Wherever a line holds the word "Dormitory", copy that line out.

DATA TO PROCESS >>
──────────────────────────────

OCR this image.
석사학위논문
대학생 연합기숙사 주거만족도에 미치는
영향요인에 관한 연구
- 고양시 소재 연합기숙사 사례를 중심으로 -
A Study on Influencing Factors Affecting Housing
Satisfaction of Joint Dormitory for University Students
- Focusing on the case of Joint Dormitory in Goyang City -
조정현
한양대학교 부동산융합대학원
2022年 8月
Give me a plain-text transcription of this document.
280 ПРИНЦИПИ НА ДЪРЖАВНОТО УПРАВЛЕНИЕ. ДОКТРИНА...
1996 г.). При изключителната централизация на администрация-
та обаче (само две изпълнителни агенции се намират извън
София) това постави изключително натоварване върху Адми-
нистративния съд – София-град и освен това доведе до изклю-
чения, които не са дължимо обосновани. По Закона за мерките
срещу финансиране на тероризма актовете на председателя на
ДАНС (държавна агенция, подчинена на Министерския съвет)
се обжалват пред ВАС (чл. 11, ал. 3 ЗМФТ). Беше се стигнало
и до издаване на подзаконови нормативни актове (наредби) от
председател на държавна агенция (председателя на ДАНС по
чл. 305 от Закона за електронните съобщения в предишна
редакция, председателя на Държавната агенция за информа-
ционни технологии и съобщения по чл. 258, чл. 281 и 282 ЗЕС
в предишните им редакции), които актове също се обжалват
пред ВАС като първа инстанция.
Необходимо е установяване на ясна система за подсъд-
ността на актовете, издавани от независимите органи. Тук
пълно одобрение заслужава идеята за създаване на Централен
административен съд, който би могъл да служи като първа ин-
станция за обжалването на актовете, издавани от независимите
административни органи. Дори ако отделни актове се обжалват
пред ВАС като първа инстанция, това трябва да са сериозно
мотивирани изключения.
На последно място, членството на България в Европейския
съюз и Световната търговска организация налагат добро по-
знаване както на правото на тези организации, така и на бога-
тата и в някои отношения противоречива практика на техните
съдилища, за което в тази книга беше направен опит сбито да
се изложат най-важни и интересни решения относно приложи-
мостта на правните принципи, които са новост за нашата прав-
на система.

──────────────────────────────

SOLVED PROBLEM >>
Satisfaction of Joint Dormitory for University Students
- Focusing on the case of Joint Dormitory in Goyang City -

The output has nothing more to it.